[Collected data entries]

----------

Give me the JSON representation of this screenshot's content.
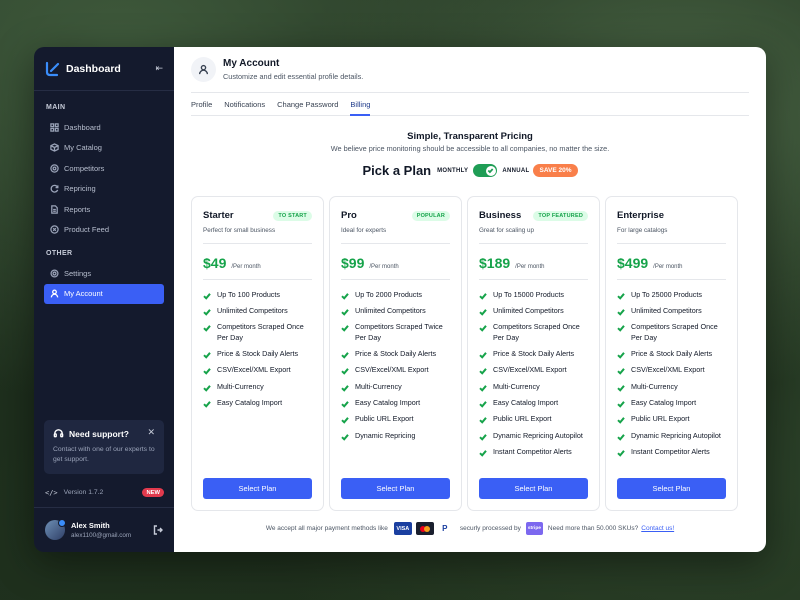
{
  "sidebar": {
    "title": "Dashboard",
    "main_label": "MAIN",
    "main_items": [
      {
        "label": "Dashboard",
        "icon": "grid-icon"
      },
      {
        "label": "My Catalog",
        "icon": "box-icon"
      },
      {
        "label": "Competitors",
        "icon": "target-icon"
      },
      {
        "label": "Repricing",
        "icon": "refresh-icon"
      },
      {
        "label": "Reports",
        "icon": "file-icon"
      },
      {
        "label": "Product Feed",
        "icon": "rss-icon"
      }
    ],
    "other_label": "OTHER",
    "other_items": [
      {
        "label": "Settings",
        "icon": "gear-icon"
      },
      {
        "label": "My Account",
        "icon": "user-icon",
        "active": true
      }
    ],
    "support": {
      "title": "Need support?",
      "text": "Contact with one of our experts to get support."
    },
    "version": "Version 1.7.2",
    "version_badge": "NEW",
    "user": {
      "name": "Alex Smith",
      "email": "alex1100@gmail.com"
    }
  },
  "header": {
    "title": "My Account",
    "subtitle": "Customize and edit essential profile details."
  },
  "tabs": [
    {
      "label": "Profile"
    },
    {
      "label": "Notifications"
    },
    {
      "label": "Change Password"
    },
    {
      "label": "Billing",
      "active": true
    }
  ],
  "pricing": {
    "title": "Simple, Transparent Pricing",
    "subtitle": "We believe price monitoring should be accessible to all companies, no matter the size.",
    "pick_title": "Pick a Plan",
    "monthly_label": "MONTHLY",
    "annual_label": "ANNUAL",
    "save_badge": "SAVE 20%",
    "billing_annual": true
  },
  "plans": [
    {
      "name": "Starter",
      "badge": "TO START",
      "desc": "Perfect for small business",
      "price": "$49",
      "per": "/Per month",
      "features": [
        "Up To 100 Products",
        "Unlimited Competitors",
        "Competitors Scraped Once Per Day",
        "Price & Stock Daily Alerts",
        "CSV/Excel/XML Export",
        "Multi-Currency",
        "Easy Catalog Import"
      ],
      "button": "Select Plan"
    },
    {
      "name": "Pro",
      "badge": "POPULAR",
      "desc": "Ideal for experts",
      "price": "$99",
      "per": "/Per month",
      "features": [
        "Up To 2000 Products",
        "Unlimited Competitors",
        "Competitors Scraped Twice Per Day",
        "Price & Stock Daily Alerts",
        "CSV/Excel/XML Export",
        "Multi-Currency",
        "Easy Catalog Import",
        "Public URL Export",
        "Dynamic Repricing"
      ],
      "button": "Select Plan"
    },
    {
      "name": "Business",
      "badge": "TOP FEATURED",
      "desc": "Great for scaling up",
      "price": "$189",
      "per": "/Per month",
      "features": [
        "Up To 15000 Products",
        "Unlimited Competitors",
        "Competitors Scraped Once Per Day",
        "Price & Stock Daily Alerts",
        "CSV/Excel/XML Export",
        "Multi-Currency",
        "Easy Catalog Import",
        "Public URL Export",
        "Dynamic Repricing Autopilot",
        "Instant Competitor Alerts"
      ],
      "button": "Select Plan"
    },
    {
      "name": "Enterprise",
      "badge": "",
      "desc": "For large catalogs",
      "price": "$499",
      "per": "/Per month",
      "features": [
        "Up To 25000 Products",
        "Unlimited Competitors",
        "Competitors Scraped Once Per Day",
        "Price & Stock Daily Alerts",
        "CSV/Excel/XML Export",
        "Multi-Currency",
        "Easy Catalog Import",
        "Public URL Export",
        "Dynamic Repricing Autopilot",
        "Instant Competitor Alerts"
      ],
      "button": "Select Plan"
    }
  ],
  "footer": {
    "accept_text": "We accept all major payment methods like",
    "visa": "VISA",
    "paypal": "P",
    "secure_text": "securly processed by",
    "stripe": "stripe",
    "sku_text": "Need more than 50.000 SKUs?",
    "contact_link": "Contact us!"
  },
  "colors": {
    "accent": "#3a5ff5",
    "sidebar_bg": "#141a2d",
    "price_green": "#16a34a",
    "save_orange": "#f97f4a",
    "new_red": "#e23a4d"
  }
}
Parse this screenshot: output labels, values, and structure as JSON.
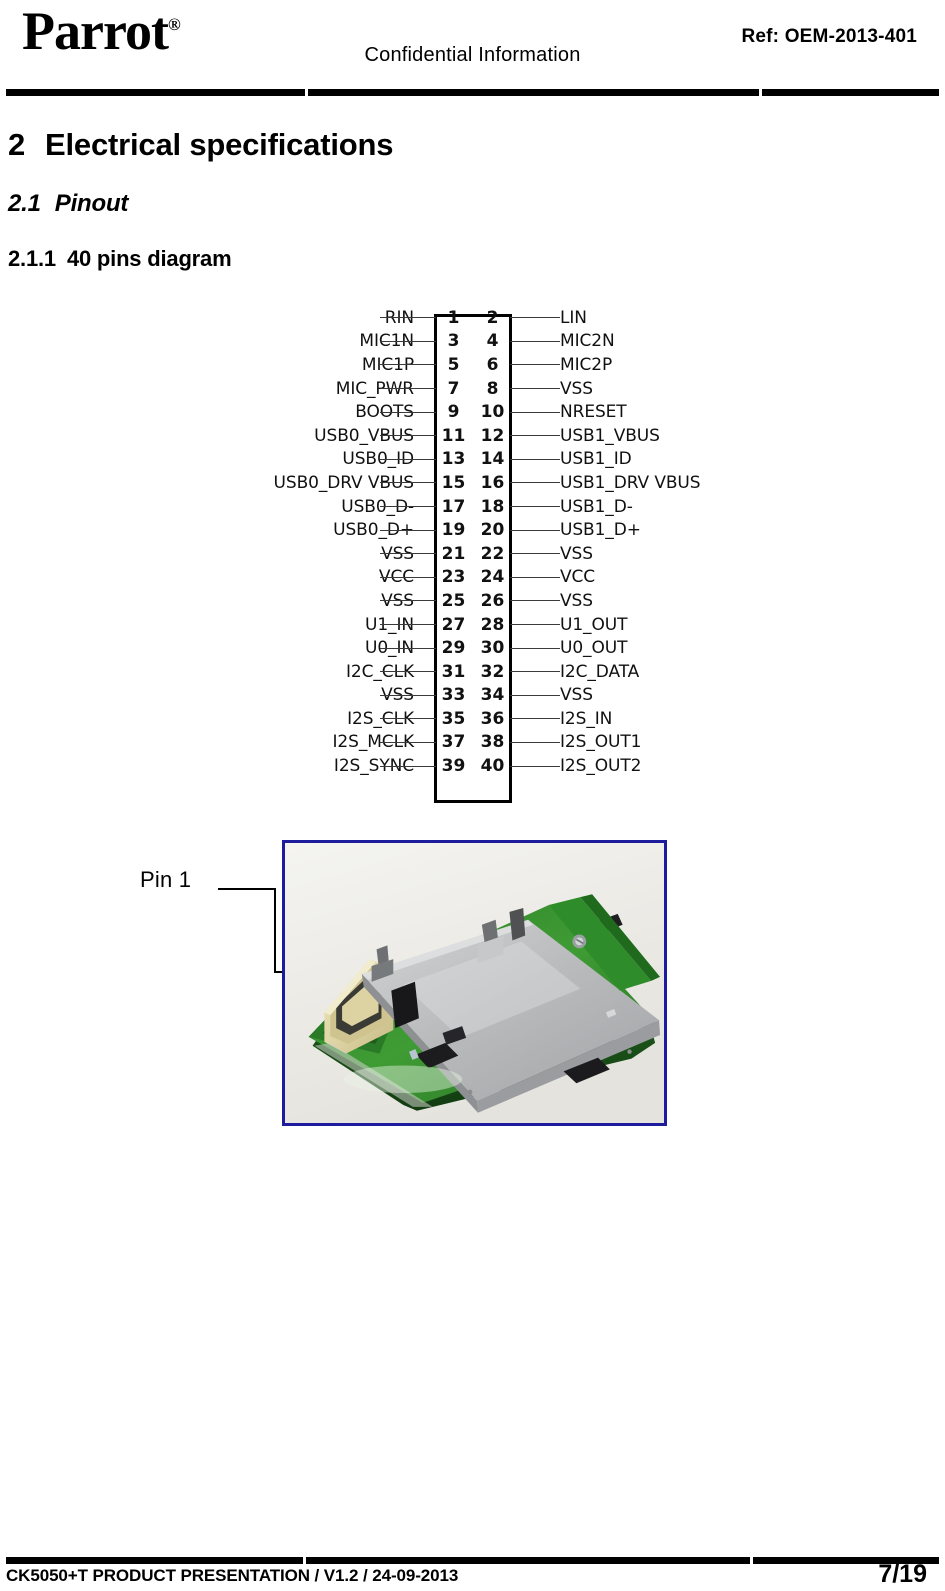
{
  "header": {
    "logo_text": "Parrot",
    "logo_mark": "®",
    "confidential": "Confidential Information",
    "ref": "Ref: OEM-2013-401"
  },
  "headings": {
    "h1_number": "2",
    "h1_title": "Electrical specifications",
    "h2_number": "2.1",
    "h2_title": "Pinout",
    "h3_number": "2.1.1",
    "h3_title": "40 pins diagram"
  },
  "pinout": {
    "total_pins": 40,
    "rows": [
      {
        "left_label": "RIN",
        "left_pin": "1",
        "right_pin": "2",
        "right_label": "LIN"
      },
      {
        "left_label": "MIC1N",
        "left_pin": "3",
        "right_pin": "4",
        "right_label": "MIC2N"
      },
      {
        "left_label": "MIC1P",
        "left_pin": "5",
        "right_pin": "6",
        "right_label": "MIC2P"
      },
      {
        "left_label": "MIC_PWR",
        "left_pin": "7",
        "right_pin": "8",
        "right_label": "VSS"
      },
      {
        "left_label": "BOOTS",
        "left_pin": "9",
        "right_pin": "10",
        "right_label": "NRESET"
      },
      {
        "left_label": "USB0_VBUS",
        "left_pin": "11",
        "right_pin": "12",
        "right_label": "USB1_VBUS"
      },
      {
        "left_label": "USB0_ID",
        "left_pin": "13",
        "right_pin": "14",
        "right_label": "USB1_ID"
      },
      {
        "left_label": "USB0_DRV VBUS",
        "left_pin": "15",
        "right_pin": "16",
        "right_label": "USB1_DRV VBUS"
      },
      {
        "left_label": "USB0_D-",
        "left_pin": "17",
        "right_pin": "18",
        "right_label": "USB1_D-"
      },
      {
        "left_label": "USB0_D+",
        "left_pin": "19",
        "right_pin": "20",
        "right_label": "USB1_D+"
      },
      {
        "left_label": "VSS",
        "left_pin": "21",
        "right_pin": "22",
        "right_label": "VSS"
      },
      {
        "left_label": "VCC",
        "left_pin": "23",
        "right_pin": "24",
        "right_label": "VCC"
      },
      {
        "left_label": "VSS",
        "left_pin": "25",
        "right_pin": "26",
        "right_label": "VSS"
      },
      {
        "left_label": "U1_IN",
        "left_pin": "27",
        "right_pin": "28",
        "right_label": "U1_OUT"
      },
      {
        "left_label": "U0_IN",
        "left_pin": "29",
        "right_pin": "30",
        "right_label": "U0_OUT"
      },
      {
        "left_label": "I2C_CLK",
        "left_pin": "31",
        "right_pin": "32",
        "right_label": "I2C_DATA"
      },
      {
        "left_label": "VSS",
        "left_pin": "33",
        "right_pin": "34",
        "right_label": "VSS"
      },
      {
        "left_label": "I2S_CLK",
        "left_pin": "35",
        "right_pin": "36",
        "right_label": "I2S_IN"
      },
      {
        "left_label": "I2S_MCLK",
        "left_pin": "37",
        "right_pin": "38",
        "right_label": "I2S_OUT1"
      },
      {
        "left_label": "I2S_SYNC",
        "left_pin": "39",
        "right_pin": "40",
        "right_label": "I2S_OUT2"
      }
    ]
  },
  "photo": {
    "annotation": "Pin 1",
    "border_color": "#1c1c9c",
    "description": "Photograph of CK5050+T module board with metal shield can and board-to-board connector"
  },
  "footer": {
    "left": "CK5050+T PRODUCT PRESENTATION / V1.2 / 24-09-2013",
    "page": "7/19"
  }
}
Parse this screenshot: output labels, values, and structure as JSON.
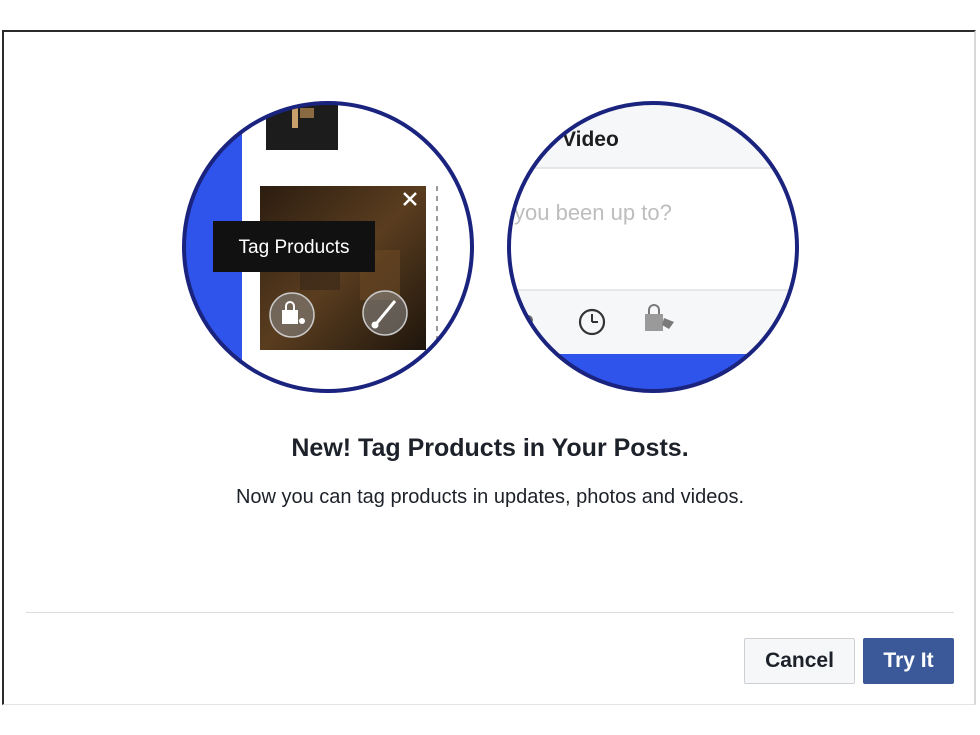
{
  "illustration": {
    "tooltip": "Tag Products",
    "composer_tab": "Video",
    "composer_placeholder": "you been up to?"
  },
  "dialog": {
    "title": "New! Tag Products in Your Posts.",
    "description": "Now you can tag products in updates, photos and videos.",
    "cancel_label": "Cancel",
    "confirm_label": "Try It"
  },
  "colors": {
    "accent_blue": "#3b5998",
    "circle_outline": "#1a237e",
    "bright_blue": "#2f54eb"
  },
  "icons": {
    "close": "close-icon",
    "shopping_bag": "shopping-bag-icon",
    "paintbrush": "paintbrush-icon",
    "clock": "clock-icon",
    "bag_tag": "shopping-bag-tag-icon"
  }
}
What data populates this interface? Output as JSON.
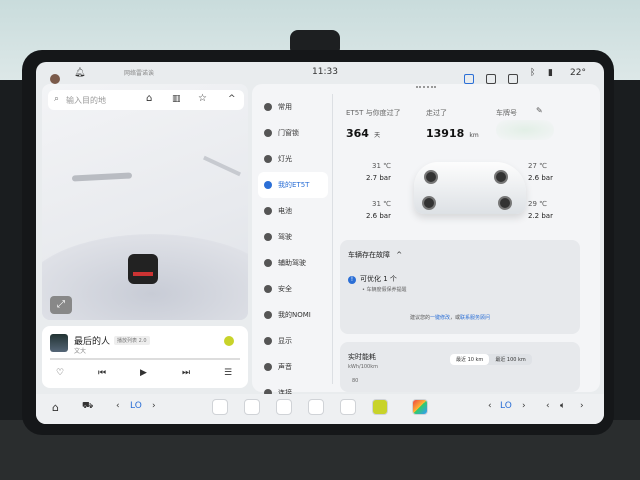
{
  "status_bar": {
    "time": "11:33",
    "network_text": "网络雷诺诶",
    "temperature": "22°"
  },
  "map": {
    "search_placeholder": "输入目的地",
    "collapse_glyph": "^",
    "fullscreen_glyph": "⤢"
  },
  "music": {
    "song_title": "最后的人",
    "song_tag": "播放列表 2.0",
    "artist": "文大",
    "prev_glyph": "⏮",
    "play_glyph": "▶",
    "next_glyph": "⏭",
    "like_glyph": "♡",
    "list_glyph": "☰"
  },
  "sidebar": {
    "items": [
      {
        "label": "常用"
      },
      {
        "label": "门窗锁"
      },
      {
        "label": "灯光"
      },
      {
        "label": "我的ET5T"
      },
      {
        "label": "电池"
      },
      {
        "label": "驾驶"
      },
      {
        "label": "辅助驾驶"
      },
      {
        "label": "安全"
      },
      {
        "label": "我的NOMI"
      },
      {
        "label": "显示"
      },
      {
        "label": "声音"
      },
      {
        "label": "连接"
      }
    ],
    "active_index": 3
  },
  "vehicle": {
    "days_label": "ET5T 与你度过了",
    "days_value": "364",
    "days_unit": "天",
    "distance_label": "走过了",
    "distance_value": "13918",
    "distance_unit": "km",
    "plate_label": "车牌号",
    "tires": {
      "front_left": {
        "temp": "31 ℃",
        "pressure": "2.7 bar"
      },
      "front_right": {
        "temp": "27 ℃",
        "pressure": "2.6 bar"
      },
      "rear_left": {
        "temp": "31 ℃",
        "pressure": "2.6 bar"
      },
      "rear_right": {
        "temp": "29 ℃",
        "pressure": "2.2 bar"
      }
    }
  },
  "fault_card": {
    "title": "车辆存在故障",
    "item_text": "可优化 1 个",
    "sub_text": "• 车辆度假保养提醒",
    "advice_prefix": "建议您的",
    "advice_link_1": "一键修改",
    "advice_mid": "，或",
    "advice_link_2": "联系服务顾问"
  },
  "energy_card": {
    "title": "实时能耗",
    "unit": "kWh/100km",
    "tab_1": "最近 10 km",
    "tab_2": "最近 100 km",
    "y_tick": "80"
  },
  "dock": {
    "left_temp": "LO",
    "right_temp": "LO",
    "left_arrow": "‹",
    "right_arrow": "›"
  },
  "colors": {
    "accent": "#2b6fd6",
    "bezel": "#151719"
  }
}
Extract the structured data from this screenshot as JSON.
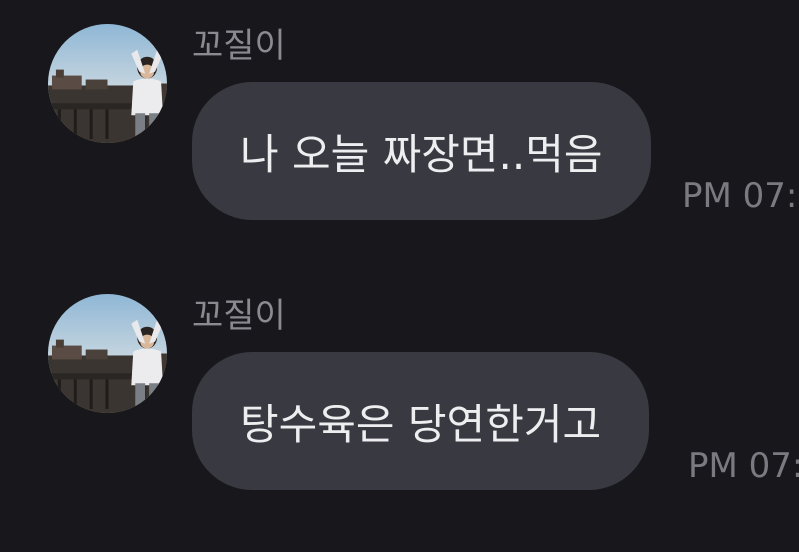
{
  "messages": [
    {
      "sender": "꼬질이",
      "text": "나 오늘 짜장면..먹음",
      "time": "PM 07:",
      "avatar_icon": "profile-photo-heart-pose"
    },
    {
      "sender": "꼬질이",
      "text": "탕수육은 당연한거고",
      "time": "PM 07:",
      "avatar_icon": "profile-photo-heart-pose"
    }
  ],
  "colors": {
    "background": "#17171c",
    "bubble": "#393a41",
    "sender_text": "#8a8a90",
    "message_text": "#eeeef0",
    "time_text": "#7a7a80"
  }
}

----------

Every line in the data above that contains "this" needs to be copied.

Give me the JSON representation of this screenshot's content.
Parse this screenshot: output labels, values, and structure as JSON.
Parse this screenshot: output labels, values, and structure as JSON.
What data populates this interface? Output as JSON.
Extract the structured data from this screenshot as JSON.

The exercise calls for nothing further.